(Records excerpted from a collection)
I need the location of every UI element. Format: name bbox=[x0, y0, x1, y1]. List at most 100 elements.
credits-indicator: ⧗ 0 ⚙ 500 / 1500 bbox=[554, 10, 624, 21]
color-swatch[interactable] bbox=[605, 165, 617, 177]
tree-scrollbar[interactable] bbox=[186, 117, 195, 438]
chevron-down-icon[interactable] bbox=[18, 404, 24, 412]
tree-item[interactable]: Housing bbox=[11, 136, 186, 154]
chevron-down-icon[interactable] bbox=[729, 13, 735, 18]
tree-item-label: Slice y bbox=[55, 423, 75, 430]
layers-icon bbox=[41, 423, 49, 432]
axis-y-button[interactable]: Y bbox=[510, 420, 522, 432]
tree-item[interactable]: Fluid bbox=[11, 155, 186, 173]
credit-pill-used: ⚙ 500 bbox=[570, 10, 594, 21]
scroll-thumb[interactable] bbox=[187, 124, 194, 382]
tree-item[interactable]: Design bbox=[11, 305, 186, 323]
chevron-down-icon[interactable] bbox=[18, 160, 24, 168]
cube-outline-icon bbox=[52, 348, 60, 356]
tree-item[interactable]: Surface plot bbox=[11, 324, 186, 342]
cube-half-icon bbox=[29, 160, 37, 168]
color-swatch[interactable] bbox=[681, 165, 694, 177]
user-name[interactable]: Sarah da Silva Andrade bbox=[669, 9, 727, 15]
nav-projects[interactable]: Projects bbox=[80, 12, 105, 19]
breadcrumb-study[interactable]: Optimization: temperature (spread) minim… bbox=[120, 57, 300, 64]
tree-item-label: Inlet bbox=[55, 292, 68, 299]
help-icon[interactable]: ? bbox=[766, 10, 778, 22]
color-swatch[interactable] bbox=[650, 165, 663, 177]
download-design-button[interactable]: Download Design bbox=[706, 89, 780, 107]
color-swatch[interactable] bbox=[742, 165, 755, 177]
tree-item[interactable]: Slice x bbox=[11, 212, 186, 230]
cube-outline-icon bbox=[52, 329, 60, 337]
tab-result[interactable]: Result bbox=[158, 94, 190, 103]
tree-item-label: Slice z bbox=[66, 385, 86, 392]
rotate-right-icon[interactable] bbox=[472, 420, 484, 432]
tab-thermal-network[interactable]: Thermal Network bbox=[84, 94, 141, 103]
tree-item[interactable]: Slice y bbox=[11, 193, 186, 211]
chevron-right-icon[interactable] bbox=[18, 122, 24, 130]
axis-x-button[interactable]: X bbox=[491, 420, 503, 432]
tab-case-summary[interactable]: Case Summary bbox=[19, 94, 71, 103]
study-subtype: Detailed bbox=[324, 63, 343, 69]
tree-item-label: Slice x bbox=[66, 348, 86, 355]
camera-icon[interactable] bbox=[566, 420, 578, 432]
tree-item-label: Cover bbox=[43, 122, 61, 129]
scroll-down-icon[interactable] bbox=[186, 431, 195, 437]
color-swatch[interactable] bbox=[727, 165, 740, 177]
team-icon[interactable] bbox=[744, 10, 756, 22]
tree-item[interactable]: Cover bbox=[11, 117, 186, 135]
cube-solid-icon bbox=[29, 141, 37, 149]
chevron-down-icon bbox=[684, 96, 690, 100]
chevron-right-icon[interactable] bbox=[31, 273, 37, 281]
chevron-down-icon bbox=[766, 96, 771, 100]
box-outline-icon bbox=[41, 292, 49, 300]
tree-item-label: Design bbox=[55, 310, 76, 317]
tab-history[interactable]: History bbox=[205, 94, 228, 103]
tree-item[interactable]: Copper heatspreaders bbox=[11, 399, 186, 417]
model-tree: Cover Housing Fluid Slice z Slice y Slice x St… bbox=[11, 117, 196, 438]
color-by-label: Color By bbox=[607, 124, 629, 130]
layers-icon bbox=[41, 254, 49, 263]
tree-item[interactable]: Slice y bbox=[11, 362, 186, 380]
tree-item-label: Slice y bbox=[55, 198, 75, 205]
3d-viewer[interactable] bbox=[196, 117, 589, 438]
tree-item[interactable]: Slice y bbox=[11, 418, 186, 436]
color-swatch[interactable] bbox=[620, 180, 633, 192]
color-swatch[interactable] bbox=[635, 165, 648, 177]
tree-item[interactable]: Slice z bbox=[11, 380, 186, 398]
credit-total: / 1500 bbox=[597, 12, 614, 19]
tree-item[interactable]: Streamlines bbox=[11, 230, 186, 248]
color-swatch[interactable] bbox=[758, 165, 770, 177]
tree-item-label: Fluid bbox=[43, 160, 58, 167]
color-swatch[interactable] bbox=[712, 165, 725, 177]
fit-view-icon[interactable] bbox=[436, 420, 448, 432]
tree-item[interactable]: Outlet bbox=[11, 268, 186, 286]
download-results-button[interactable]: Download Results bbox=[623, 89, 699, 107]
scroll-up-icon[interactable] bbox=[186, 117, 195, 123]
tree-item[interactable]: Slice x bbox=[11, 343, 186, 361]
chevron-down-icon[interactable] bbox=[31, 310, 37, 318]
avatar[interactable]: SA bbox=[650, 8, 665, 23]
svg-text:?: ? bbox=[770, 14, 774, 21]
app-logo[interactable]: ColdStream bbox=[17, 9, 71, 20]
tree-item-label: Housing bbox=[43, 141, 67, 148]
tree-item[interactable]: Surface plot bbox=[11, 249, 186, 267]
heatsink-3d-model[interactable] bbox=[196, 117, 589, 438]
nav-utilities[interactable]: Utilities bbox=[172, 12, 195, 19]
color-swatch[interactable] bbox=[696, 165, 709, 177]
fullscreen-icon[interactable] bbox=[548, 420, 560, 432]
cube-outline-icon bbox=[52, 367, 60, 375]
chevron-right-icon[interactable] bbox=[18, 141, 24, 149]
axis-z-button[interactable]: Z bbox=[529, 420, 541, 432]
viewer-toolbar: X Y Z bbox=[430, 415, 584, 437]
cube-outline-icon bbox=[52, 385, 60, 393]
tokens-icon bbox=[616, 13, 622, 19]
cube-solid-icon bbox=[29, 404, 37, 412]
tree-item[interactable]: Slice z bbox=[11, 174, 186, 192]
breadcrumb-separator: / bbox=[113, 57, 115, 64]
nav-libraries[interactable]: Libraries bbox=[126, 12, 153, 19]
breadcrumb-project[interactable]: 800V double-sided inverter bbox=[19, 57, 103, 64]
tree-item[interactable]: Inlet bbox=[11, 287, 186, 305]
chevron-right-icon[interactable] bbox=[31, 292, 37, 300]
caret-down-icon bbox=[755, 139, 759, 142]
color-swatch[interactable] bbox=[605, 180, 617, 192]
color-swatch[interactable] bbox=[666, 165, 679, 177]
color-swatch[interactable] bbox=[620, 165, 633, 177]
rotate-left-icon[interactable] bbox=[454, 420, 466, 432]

What is required: Reproduce the material above with "palette-swatch" substituted for every instance of "color-swatch", leaving all else unchanged.

Result for this task:
I need the location of every UI element. Format: name bbox=[x0, y0, x1, y1]. List at most 100 elements.
credits-indicator: ⧗ 0 ⚙ 500 / 1500 bbox=[554, 10, 624, 21]
palette-swatch[interactable] bbox=[605, 165, 617, 177]
tree-scrollbar[interactable] bbox=[186, 117, 195, 438]
chevron-down-icon[interactable] bbox=[18, 404, 24, 412]
tree-item[interactable]: Housing bbox=[11, 136, 186, 154]
chevron-down-icon[interactable] bbox=[729, 13, 735, 18]
tree-item-label: Slice y bbox=[55, 423, 75, 430]
layers-icon bbox=[41, 423, 49, 432]
axis-y-button[interactable]: Y bbox=[510, 420, 522, 432]
tree-item[interactable]: Fluid bbox=[11, 155, 186, 173]
credit-pill-used: ⚙ 500 bbox=[570, 10, 594, 21]
scroll-thumb[interactable] bbox=[187, 124, 194, 382]
tree-item[interactable]: Design bbox=[11, 305, 186, 323]
chevron-down-icon[interactable] bbox=[18, 160, 24, 168]
cube-outline-icon bbox=[52, 348, 60, 356]
tree-item[interactable]: Surface plot bbox=[11, 324, 186, 342]
cube-half-icon bbox=[29, 160, 37, 168]
palette-swatch[interactable] bbox=[681, 165, 694, 177]
user-name[interactable]: Sarah da Silva Andrade bbox=[669, 9, 727, 15]
nav-projects[interactable]: Projects bbox=[80, 12, 105, 19]
breadcrumb-study[interactable]: Optimization: temperature (spread) minim… bbox=[120, 57, 300, 64]
tree-item-label: Inlet bbox=[55, 292, 68, 299]
help-icon[interactable]: ? bbox=[766, 10, 778, 22]
palette-swatch[interactable] bbox=[650, 165, 663, 177]
download-design-button[interactable]: Download Design bbox=[706, 89, 780, 107]
palette-swatch[interactable] bbox=[742, 165, 755, 177]
tree-item[interactable]: Slice x bbox=[11, 212, 186, 230]
cube-outline-icon bbox=[52, 329, 60, 337]
tab-result[interactable]: Result bbox=[158, 94, 190, 103]
tree-item-label: Slice z bbox=[66, 385, 86, 392]
rotate-right-icon[interactable] bbox=[472, 420, 484, 432]
tab-thermal-network[interactable]: Thermal Network bbox=[84, 94, 141, 103]
tree-item[interactable]: Slice y bbox=[11, 193, 186, 211]
chevron-right-icon[interactable] bbox=[18, 122, 24, 130]
axis-x-button[interactable]: X bbox=[491, 420, 503, 432]
tab-case-summary[interactable]: Case Summary bbox=[19, 94, 71, 103]
study-subtype: Detailed bbox=[324, 63, 343, 69]
tree-item-label: Slice x bbox=[66, 348, 86, 355]
camera-icon[interactable] bbox=[566, 420, 578, 432]
tree-item-label: Cover bbox=[43, 122, 61, 129]
scroll-down-icon[interactable] bbox=[186, 431, 195, 437]
palette-swatch[interactable] bbox=[727, 165, 740, 177]
team-icon[interactable] bbox=[744, 10, 756, 22]
tree-item[interactable]: Cover bbox=[11, 117, 186, 135]
cube-solid-icon bbox=[29, 141, 37, 149]
chevron-down-icon bbox=[684, 96, 690, 100]
chevron-right-icon[interactable] bbox=[31, 273, 37, 281]
chevron-down-icon bbox=[766, 96, 771, 100]
box-outline-icon bbox=[41, 292, 49, 300]
tree-item-label: Design bbox=[55, 310, 76, 317]
tab-history[interactable]: History bbox=[205, 94, 228, 103]
tree-item[interactable]: Copper heatspreaders bbox=[11, 399, 186, 417]
model-tree: Cover Housing Fluid Slice z Slice y Slice x St… bbox=[11, 117, 196, 438]
color-by-label: Color By bbox=[607, 124, 629, 130]
layers-icon bbox=[41, 254, 49, 263]
tree-item[interactable]: Slice y bbox=[11, 362, 186, 380]
tree-item-label: Slice y bbox=[55, 198, 75, 205]
3d-viewer[interactable] bbox=[196, 117, 589, 438]
tree-item[interactable]: Slice y bbox=[11, 418, 186, 436]
palette-swatch[interactable] bbox=[620, 180, 633, 192]
palette-swatch[interactable] bbox=[635, 165, 648, 177]
tree-item[interactable]: Slice z bbox=[11, 380, 186, 398]
credit-total: / 1500 bbox=[597, 12, 614, 19]
tree-item[interactable]: Streamlines bbox=[11, 230, 186, 248]
palette-swatch[interactable] bbox=[758, 165, 770, 177]
tree-item-label: Fluid bbox=[43, 160, 58, 167]
palette-swatch[interactable] bbox=[712, 165, 725, 177]
fit-view-icon[interactable] bbox=[436, 420, 448, 432]
tree-item[interactable]: Outlet bbox=[11, 268, 186, 286]
download-results-button[interactable]: Download Results bbox=[623, 89, 699, 107]
scroll-up-icon[interactable] bbox=[186, 117, 195, 123]
tree-item[interactable]: Slice x bbox=[11, 343, 186, 361]
chevron-down-icon[interactable] bbox=[31, 310, 37, 318]
avatar[interactable]: SA bbox=[650, 8, 665, 23]
svg-text:?: ? bbox=[770, 14, 774, 21]
app-logo[interactable]: ColdStream bbox=[17, 9, 71, 20]
tree-item-label: Housing bbox=[43, 141, 67, 148]
tree-item[interactable]: Surface plot bbox=[11, 249, 186, 267]
heatsink-3d-model[interactable] bbox=[196, 117, 589, 438]
nav-utilities[interactable]: Utilities bbox=[172, 12, 195, 19]
palette-swatch[interactable] bbox=[696, 165, 709, 177]
fullscreen-icon[interactable] bbox=[548, 420, 560, 432]
cube-outline-icon bbox=[52, 367, 60, 375]
chevron-right-icon[interactable] bbox=[18, 141, 24, 149]
axis-z-button[interactable]: Z bbox=[529, 420, 541, 432]
viewer-toolbar: X Y Z bbox=[430, 415, 584, 437]
cube-outline-icon bbox=[52, 385, 60, 393]
tokens-icon bbox=[616, 13, 622, 19]
cube-solid-icon bbox=[29, 404, 37, 412]
tree-item[interactable]: Slice z bbox=[11, 174, 186, 192]
breadcrumb-separator: / bbox=[113, 57, 115, 64]
nav-libraries[interactable]: Libraries bbox=[126, 12, 153, 19]
breadcrumb-project[interactable]: 800V double-sided inverter bbox=[19, 57, 103, 64]
tree-item[interactable]: Inlet bbox=[11, 287, 186, 305]
chevron-right-icon[interactable] bbox=[31, 292, 37, 300]
caret-down-icon bbox=[755, 139, 759, 142]
palette-swatch[interactable] bbox=[605, 180, 617, 192]
palette-swatch[interactable] bbox=[666, 165, 679, 177]
palette-swatch[interactable] bbox=[620, 165, 633, 177]
rotate-left-icon[interactable] bbox=[454, 420, 466, 432]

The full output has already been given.